▶ **SET PROBLEM**: Write the material out again, line by line, exactly as it is.
━━ DATA PROVIDED
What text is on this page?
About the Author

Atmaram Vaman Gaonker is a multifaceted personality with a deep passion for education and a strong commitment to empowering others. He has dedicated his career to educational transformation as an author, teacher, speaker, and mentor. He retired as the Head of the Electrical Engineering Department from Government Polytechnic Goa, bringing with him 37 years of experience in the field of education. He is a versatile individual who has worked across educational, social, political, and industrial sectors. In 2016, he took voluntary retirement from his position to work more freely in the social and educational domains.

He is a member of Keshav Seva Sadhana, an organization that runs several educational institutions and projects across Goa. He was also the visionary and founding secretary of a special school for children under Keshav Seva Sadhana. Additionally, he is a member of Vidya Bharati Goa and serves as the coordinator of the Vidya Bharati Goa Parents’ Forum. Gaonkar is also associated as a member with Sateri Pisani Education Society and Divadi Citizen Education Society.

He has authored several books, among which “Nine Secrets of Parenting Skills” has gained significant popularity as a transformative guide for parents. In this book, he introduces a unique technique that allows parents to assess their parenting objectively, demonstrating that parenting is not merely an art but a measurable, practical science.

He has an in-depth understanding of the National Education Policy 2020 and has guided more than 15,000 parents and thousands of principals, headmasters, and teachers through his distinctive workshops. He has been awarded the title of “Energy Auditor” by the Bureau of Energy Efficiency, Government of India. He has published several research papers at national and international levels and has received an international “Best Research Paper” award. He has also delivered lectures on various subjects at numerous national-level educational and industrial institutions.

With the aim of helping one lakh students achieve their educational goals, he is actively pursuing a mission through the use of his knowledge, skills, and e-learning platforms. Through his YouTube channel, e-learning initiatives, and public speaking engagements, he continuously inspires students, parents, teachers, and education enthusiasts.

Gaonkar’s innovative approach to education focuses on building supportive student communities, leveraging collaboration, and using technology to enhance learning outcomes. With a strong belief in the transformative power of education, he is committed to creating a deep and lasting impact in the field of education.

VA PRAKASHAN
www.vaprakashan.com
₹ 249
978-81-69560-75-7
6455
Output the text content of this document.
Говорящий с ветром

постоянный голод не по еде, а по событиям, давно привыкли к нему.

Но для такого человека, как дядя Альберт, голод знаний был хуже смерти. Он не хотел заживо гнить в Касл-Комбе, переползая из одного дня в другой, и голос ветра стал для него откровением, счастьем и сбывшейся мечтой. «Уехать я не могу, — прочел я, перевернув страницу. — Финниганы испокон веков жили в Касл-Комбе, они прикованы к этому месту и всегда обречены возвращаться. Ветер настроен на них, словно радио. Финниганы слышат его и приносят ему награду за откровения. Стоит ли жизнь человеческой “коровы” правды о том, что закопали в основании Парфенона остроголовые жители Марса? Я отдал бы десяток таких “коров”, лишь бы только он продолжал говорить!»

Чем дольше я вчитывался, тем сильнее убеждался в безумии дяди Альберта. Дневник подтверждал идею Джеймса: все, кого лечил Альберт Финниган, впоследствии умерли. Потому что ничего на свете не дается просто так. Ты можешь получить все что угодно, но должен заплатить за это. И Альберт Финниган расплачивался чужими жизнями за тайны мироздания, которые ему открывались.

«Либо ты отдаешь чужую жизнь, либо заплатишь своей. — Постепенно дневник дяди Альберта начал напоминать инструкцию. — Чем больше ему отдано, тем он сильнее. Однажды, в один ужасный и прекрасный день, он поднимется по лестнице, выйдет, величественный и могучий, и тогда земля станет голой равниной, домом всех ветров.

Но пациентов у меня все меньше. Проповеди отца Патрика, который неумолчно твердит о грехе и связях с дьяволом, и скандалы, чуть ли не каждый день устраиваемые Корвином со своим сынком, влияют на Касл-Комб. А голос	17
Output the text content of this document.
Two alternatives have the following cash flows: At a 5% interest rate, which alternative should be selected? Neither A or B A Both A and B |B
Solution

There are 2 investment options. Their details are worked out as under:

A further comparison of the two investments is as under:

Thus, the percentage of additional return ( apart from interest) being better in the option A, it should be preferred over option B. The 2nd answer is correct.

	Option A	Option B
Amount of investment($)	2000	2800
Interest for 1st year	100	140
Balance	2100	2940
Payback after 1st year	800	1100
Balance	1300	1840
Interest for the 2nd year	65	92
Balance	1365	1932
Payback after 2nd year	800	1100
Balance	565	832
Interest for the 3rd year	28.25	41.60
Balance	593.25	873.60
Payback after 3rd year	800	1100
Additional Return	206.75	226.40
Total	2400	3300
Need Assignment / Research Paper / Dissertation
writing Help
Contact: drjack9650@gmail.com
━━━━
▶ **EXERCISE RESPONSE**:
What text is on this page?
About the Author

Atmaram Vaman Gaonker is a multifaceted personality with a deep passion for education and a strong commitment to empowering others. He has dedicated his career to educational transformation as an author, teacher, speaker, and mentor. He retired as the Head of the Electrical Engineering Department from Government Polytechnic Goa, bringing with him 37 years of experience in the field of education. He is a versatile individual who has worked across educational, social, political, and industrial sectors. In 2016, he took voluntary retirement from his position to work more freely in the social and educational domains.

He is a member of Keshav Seva Sadhana, an organization that runs several educational institutions and projects across Goa. He was also the visionary and founding secretary of a special school for children under Keshav Seva Sadhana. Additionally, he is a member of Vidya Bharati Goa and serves as the coordinator of the Vidya Bharati Goa Parents’ Forum. Gaonkar is also associated as a member with Sateri Pisani Education Society and Divadi Citizen Education Society.

He has authored several books, among which “Nine Secrets of Parenting Skills” has gained significant popularity as a transformative guide for parents. In this book, he introduces a unique technique that allows parents to assess their parenting objectively, demonstrating that parenting is not merely an art but a measurable, practical science.

He has an in-depth understanding of the National Education Policy 2020 and has guided more than 15,000 parents and thousands of principals, headmasters, and teachers through his distinctive workshops. He has been awarded the title of “Energy Auditor” by the Bureau of Energy Efficiency, Government of India. He has published several research papers at national and international levels and has received an international “Best Research Paper” award. He has also delivered lectures on various subjects at numerous national-level educational and industrial institutions.

With the aim of helping one lakh students achieve their educational goals, he is actively pursuing a mission through the use of his knowledge, skills, and e-learning platforms. Through his YouTube channel, e-learning initiatives, and public speaking engagements, he continuously inspires students, parents, teachers, and education enthusiasts.

Gaonkar’s innovative approach to education focuses on building supportive student communities, leveraging collaboration, and using technology to enhance learning outcomes. With a strong belief in the transformative power of education, he is committed to creating a deep and lasting impact in the field of education.

VA PRAKASHAN
www.vaprakashan.com
₹ 249
978-81-69560-75-7
6455
Output the text content of this document.
Говорящий с ветром

постоянный голод не по еде, а по событиям, давно привыкли к нему.

Но для такого человека, как дядя Альберт, голод знаний был хуже смерти. Он не хотел заживо гнить в Касл-Комбе, переползая из одного дня в другой, и голос ветра стал для него откровением, счастьем и сбывшейся мечтой. «Уехать я не могу, — прочел я, перевернув страницу. — Финниганы испокон веков жили в Касл-Комбе, они прикованы к этому месту и всегда обречены возвращаться. Ветер настроен на них, словно радио. Финниганы слышат его и приносят ему награду за откровения. Стоит ли жизнь человеческой “коровы” правды о том, что закопали в основании Парфенона остроголовые жители Марса? Я отдал бы десяток таких “коров”, лишь бы только он продолжал говорить!»

Чем дольше я вчитывался, тем сильнее убеждался в безумии дяди Альберта. Дневник подтверждал идею Джеймса: все, кого лечил Альберт Финниган, впоследствии умерли. Потому что ничего на свете не дается просто так. Ты можешь получить все что угодно, но должен заплатить за это. И Альберт Финниган расплачивался чужими жизнями за тайны мироздания, которые ему открывались.

«Либо ты отдаешь чужую жизнь, либо заплатишь своей. — Постепенно дневник дяди Альберта начал напоминать инструкцию. — Чем больше ему отдано, тем он сильнее. Однажды, в один ужасный и прекрасный день, он поднимется по лестнице, выйдет, величественный и могучий, и тогда земля станет голой равниной, домом всех ветров.

Но пациентов у меня все меньше. Проповеди отца Патрика, который неумолчно твердит о грехе и связях с дьяволом, и скандалы, чуть ли не каждый день устраиваемые Корвином со своим сынком, влияют на Касл-Комб. А голос	17
Output the text content of this document.
Two alternatives have the following cash flows: At a 5% interest rate, which alternative should be selected? Neither A or B A Both A and B |B
Solution

There are 2 investment options. Their details are worked out as under:

A further comparison of the two investments is as under:

Thus, the percentage of additional return ( apart from interest) being better in the option A, it should be preferred over option B. The 2nd answer is correct.

	Option A	Option B
Amount of investment($)	2000	2800
Interest for 1st year	100	140
Balance	2100	2940
Payback after 1st year	800	1100
Balance	1300	1840
Interest for the 2nd year	65	92
Balance	1365	1932
Payback after 2nd year	800	1100
Balance	565	832
Interest for the 3rd year	28.25	41.60
Balance	593.25	873.60
Payback after 3rd year	800	1100
Additional Return	206.75	226.40
Total	2400	3300
Need Assignment / Research Paper / Dissertation
writing Help
Contact: drjack9650@gmail.com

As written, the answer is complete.